## Exercise requirements
Transcribe the records below exactly as they appear.

===== Exercise inputs =====

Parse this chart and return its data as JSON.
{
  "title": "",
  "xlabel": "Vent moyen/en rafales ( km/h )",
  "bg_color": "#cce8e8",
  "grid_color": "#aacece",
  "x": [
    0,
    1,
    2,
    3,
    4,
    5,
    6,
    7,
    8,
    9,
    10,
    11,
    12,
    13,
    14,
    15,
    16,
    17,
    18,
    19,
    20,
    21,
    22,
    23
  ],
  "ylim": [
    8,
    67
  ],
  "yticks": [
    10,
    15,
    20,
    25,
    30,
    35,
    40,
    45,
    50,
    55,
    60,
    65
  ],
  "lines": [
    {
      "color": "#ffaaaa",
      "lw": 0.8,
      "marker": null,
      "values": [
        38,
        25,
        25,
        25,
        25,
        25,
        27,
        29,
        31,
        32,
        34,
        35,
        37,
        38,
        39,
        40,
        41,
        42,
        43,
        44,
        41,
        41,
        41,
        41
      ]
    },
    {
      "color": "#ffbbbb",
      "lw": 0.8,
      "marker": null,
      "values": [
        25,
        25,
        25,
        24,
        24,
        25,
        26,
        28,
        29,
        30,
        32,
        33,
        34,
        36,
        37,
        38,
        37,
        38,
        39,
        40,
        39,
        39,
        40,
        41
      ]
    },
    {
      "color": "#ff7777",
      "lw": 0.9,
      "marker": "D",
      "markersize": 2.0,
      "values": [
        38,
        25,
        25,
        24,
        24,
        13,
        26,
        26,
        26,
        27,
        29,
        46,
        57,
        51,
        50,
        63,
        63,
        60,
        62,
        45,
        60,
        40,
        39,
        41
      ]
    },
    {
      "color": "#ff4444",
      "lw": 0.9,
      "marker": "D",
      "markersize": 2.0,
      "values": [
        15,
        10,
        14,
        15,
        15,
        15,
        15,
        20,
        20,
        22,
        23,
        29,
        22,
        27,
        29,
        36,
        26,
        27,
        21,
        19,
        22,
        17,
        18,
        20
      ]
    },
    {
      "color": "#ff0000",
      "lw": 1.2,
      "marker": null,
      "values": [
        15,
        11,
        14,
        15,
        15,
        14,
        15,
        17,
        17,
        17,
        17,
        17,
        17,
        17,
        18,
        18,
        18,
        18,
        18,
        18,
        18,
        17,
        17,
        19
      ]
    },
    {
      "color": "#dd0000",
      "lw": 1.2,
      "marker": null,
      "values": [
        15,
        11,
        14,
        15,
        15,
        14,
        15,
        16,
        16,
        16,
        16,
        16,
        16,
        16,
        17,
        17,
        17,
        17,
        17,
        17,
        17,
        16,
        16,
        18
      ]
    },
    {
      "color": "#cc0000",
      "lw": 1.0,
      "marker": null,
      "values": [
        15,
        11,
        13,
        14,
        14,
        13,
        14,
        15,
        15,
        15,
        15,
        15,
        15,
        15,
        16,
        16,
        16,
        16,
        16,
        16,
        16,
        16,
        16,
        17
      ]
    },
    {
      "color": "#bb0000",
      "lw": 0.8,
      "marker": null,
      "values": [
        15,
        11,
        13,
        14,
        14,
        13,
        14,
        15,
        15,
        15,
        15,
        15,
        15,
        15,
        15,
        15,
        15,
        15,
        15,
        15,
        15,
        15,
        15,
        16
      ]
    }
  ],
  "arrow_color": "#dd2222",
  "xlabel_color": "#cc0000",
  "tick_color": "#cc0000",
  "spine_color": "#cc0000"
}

=====

## Solution to the problem
Parse this chart and return its data as JSON.
{
  "title": "",
  "xlabel": "Vent moyen/en rafales ( km/h )",
  "bg_color": "#cce8e8",
  "grid_color": "#aacece",
  "x": [
    0,
    1,
    2,
    3,
    4,
    5,
    6,
    7,
    8,
    9,
    10,
    11,
    12,
    13,
    14,
    15,
    16,
    17,
    18,
    19,
    20,
    21,
    22,
    23
  ],
  "ylim": [
    8,
    67
  ],
  "yticks": [
    10,
    15,
    20,
    25,
    30,
    35,
    40,
    45,
    50,
    55,
    60,
    65
  ],
  "lines": [
    {
      "color": "#ffaaaa",
      "lw": 0.8,
      "marker": null,
      "values": [
        38,
        25,
        25,
        25,
        25,
        25,
        27,
        29,
        31,
        32,
        34,
        35,
        37,
        38,
        39,
        40,
        41,
        42,
        43,
        44,
        41,
        41,
        41,
        41
      ]
    },
    {
      "color": "#ffbbbb",
      "lw": 0.8,
      "marker": null,
      "values": [
        25,
        25,
        25,
        24,
        24,
        25,
        26,
        28,
        29,
        30,
        32,
        33,
        34,
        36,
        37,
        38,
        37,
        38,
        39,
        40,
        39,
        39,
        40,
        41
      ]
    },
    {
      "color": "#ff7777",
      "lw": 0.9,
      "marker": "D",
      "markersize": 2.0,
      "values": [
        38,
        25,
        25,
        24,
        24,
        13,
        26,
        26,
        26,
        27,
        29,
        46,
        57,
        51,
        50,
        63,
        63,
        60,
        62,
        45,
        60,
        40,
        39,
        41
      ]
    },
    {
      "color": "#ff4444",
      "lw": 0.9,
      "marker": "D",
      "markersize": 2.0,
      "values": [
        15,
        10,
        14,
        15,
        15,
        15,
        15,
        20,
        20,
        22,
        23,
        29,
        22,
        27,
        29,
        36,
        26,
        27,
        21,
        19,
        22,
        17,
        18,
        20
      ]
    },
    {
      "color": "#ff0000",
      "lw": 1.2,
      "marker": null,
      "values": [
        15,
        11,
        14,
        15,
        15,
        14,
        15,
        17,
        17,
        17,
        17,
        17,
        17,
        17,
        18,
        18,
        18,
        18,
        18,
        18,
        18,
        17,
        17,
        19
      ]
    },
    {
      "color": "#dd0000",
      "lw": 1.2,
      "marker": null,
      "values": [
        15,
        11,
        14,
        15,
        15,
        14,
        15,
        16,
        16,
        16,
        16,
        16,
        16,
        16,
        17,
        17,
        17,
        17,
        17,
        17,
        17,
        16,
        16,
        18
      ]
    },
    {
      "color": "#cc0000",
      "lw": 1.0,
      "marker": null,
      "values": [
        15,
        11,
        13,
        14,
        14,
        13,
        14,
        15,
        15,
        15,
        15,
        15,
        15,
        15,
        16,
        16,
        16,
        16,
        16,
        16,
        16,
        16,
        16,
        17
      ]
    },
    {
      "color": "#bb0000",
      "lw": 0.8,
      "marker": null,
      "values": [
        15,
        11,
        13,
        14,
        14,
        13,
        14,
        15,
        15,
        15,
        15,
        15,
        15,
        15,
        15,
        15,
        15,
        15,
        15,
        15,
        15,
        15,
        15,
        16
      ]
    }
  ],
  "arrow_color": "#dd2222",
  "xlabel_color": "#cc0000",
  "tick_color": "#cc0000",
  "spine_color": "#cc0000"
}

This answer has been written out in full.